What is required:
Read the listing and extract each line that includes the word "JSON".

↓↓↓

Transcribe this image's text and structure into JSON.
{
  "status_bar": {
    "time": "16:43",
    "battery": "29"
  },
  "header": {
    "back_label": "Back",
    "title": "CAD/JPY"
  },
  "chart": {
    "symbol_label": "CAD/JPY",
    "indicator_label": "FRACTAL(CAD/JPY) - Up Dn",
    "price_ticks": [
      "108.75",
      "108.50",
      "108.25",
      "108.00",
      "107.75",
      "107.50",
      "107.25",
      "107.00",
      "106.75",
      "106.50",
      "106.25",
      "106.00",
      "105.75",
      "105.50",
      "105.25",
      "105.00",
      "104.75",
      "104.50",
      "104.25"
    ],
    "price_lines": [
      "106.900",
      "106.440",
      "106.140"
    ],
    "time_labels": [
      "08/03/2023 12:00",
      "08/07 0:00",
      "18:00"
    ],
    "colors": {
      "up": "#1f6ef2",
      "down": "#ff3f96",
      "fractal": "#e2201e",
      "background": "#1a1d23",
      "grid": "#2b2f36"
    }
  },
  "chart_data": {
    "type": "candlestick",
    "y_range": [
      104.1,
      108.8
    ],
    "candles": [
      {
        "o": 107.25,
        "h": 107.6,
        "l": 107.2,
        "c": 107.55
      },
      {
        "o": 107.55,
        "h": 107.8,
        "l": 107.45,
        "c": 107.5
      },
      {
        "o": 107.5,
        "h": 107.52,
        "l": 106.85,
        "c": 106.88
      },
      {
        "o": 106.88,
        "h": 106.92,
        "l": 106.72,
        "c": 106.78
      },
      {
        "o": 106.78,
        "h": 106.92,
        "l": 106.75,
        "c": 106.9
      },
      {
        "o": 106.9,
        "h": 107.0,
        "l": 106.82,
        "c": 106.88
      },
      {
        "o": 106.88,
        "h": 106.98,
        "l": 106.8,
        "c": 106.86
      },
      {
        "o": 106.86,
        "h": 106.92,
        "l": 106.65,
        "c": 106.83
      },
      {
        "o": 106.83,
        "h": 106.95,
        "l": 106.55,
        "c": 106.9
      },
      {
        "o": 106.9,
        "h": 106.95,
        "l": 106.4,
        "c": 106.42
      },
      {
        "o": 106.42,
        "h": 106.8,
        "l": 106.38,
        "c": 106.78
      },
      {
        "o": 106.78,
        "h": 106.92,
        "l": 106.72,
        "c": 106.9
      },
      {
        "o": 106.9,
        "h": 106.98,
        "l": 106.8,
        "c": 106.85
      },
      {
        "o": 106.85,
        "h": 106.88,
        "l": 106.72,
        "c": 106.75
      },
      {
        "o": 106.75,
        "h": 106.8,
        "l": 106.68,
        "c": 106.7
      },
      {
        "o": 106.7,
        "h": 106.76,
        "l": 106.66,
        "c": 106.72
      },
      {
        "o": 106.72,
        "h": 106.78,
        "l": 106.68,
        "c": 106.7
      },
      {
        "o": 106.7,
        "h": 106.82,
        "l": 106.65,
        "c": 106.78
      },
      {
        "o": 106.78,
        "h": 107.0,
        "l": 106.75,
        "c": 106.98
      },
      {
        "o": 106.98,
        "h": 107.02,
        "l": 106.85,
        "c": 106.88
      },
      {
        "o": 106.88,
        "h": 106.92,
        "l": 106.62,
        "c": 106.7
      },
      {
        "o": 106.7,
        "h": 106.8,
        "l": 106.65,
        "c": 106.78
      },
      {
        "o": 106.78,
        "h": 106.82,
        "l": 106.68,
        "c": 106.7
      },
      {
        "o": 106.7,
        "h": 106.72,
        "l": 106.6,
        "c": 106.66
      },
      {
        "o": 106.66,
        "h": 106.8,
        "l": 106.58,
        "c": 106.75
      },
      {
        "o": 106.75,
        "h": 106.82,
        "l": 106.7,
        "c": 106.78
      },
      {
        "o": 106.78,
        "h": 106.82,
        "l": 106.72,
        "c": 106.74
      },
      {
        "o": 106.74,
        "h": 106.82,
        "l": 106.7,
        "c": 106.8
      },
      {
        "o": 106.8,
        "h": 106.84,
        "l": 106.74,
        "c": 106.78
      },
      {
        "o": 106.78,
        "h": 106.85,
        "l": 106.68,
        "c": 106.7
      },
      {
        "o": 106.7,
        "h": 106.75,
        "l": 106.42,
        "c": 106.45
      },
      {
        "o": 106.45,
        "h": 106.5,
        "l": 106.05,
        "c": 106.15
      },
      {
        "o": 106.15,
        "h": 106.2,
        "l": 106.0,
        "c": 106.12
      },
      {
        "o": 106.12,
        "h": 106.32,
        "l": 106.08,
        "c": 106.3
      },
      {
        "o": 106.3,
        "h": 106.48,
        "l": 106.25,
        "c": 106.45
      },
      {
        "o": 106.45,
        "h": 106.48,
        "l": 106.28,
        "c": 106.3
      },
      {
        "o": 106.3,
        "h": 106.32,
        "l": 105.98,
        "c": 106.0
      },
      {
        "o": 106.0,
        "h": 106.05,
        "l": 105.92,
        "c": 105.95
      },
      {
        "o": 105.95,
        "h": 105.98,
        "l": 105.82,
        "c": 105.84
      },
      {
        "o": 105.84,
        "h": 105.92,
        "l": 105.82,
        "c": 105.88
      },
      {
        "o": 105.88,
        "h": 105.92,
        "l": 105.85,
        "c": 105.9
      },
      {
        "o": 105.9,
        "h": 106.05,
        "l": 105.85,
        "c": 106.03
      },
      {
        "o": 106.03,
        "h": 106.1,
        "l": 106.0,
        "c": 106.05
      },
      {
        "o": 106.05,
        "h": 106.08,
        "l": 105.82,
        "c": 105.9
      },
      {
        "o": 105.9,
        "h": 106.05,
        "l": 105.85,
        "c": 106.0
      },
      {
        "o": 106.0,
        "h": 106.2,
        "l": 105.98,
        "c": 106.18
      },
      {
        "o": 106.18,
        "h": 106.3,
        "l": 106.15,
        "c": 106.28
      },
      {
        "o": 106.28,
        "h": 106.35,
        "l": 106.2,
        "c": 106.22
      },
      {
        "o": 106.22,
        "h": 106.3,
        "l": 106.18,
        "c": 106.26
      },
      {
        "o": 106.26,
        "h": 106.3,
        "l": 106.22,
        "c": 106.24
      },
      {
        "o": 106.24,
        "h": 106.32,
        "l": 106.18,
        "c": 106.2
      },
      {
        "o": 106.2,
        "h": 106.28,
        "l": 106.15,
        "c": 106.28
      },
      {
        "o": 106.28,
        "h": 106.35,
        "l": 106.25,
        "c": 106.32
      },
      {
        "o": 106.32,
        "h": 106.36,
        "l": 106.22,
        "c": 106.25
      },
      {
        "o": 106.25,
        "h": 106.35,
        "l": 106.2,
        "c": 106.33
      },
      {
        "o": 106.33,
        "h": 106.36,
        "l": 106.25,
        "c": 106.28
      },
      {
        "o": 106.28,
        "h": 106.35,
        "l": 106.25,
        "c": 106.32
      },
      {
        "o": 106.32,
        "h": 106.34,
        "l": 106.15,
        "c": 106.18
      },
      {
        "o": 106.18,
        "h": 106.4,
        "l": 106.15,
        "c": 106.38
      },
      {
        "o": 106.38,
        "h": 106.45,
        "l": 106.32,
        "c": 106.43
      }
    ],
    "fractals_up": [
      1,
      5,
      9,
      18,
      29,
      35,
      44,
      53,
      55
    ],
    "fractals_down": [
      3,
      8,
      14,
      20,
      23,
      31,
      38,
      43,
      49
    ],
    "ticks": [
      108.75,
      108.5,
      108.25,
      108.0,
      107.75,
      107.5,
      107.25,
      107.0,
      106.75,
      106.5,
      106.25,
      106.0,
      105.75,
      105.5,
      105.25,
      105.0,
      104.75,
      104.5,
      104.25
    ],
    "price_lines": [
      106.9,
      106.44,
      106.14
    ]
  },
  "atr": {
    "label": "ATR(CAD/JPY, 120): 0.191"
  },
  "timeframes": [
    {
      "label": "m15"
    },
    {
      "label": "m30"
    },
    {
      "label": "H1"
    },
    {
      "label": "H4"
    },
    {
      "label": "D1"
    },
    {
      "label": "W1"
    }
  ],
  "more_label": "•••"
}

↑↑↑
↓↓↓

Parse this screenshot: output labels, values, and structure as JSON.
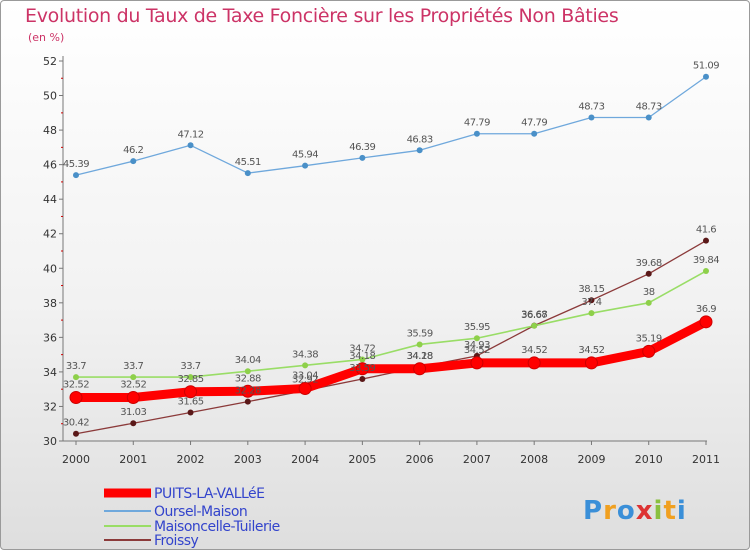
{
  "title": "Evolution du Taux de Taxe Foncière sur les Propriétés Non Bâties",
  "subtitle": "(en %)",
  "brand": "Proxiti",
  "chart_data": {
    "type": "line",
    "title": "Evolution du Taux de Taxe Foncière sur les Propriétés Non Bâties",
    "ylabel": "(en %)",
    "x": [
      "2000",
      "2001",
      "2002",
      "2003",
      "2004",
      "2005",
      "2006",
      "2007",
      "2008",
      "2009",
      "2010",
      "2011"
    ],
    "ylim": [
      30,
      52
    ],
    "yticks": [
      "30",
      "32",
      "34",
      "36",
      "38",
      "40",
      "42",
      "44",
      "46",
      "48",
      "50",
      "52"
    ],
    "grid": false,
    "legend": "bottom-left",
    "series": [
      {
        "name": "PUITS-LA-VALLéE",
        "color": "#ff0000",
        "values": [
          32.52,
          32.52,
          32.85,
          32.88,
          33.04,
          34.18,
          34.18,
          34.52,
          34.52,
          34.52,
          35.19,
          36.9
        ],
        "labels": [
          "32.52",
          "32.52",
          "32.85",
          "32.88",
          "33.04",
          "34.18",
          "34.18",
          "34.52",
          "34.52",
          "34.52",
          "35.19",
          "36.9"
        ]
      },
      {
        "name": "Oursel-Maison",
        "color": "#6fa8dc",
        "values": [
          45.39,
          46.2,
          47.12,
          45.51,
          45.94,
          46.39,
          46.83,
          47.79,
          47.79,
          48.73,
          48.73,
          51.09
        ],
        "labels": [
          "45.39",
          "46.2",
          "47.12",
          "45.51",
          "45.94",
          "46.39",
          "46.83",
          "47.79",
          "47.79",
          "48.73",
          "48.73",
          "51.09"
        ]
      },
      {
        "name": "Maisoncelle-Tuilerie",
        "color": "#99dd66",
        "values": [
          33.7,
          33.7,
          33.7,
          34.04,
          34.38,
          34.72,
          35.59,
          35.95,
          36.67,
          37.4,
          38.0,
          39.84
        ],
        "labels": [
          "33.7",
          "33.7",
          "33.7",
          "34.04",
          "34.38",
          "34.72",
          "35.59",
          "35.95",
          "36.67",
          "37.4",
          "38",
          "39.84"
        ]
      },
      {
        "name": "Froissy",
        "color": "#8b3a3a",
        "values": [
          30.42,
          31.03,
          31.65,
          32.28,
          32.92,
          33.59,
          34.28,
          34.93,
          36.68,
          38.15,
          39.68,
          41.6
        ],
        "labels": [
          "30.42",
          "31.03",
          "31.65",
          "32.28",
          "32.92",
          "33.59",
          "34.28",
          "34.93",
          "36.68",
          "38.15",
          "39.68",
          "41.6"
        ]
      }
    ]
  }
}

↑↑↑
↓↓↓

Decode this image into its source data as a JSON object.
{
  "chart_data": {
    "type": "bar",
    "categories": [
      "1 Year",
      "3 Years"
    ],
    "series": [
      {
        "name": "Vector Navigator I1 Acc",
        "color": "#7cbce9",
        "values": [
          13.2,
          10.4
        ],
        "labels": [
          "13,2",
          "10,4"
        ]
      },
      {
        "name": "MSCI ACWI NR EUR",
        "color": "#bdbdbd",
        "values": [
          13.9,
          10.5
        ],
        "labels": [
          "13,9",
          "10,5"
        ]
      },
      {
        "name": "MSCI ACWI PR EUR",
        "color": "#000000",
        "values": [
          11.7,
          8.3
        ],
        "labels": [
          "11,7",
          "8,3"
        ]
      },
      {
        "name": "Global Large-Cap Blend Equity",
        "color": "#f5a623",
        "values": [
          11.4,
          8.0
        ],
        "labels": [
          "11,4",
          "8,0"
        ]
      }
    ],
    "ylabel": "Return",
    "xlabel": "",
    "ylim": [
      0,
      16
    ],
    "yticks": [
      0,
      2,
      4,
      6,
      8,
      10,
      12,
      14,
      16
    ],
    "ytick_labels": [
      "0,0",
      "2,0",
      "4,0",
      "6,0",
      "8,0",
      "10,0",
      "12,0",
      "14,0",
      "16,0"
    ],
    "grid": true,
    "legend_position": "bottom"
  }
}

↑↑↑

Complete response:
Transcribe this image's text and structure into JSON.
Parse this screenshot: output labels, values, and structure as JSON.
Decode this image into its source data as a JSON object.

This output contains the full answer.